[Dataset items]

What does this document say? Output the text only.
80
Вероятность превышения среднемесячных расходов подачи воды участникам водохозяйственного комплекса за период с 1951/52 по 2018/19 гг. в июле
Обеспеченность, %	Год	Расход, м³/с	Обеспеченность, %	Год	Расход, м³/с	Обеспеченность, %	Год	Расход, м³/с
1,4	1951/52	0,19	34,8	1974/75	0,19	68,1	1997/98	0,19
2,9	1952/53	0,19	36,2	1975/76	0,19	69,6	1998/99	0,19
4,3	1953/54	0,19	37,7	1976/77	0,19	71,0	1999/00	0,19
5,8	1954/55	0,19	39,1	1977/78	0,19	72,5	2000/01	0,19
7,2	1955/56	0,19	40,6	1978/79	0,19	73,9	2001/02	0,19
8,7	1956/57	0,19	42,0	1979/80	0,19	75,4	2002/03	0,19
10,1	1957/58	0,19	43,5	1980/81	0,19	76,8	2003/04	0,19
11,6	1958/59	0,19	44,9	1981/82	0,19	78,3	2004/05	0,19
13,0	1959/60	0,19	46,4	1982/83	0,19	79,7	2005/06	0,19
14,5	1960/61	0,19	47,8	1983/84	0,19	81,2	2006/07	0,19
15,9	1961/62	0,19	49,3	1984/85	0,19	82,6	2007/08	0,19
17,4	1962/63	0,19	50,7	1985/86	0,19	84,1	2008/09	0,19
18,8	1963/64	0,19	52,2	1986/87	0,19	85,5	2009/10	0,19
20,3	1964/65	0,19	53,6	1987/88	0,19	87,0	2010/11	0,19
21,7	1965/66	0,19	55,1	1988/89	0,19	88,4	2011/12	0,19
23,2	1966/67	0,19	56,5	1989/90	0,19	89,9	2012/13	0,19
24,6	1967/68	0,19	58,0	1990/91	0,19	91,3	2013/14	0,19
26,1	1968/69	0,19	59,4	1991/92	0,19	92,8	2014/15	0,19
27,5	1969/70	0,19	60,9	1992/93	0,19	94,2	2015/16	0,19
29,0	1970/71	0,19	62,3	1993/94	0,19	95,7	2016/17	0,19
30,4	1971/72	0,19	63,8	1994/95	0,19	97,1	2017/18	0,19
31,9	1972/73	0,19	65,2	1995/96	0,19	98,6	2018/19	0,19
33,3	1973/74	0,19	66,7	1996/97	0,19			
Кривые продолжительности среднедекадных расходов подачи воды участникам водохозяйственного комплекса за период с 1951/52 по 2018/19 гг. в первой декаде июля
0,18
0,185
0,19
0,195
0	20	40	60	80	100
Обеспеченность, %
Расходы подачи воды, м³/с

# [TASK DESCRIPTION]
Retype the material in full, character for character.

# [THE RESPONSE]
What does this document say? Output the text only.
80
Вероятность превышения среднемесячных расходов подачи воды участникам водохозяйственного комплекса за период с 1951/52 по 2018/19 гг. в июле
Обеспеченность, %	Год	Расход, м³/с	Обеспеченность, %	Год	Расход, м³/с	Обеспеченность, %	Год	Расход, м³/с
1,4	1951/52	0,19	34,8	1974/75	0,19	68,1	1997/98	0,19
2,9	1952/53	0,19	36,2	1975/76	0,19	69,6	1998/99	0,19
4,3	1953/54	0,19	37,7	1976/77	0,19	71,0	1999/00	0,19
5,8	1954/55	0,19	39,1	1977/78	0,19	72,5	2000/01	0,19
7,2	1955/56	0,19	40,6	1978/79	0,19	73,9	2001/02	0,19
8,7	1956/57	0,19	42,0	1979/80	0,19	75,4	2002/03	0,19
10,1	1957/58	0,19	43,5	1980/81	0,19	76,8	2003/04	0,19
11,6	1958/59	0,19	44,9	1981/82	0,19	78,3	2004/05	0,19
13,0	1959/60	0,19	46,4	1982/83	0,19	79,7	2005/06	0,19
14,5	1960/61	0,19	47,8	1983/84	0,19	81,2	2006/07	0,19
15,9	1961/62	0,19	49,3	1984/85	0,19	82,6	2007/08	0,19
17,4	1962/63	0,19	50,7	1985/86	0,19	84,1	2008/09	0,19
18,8	1963/64	0,19	52,2	1986/87	0,19	85,5	2009/10	0,19
20,3	1964/65	0,19	53,6	1987/88	0,19	87,0	2010/11	0,19
21,7	1965/66	0,19	55,1	1988/89	0,19	88,4	2011/12	0,19
23,2	1966/67	0,19	56,5	1989/90	0,19	89,9	2012/13	0,19
24,6	1967/68	0,19	58,0	1990/91	0,19	91,3	2013/14	0,19
26,1	1968/69	0,19	59,4	1991/92	0,19	92,8	2014/15	0,19
27,5	1969/70	0,19	60,9	1992/93	0,19	94,2	2015/16	0,19
29,0	1970/71	0,19	62,3	1993/94	0,19	95,7	2016/17	0,19
30,4	1971/72	0,19	63,8	1994/95	0,19	97,1	2017/18	0,19
31,9	1972/73	0,19	65,2	1995/96	0,19	98,6	2018/19	0,19
33,3	1973/74	0,19	66,7	1996/97	0,19			
Кривые продолжительности среднедекадных расходов подачи воды участникам водохозяйственного комплекса за период с 1951/52 по 2018/19 гг. в первой декаде июля
0,18
0,185
0,19
0,195
0	20	40	60	80	100
Обеспеченность, %
Расходы подачи воды, м³/с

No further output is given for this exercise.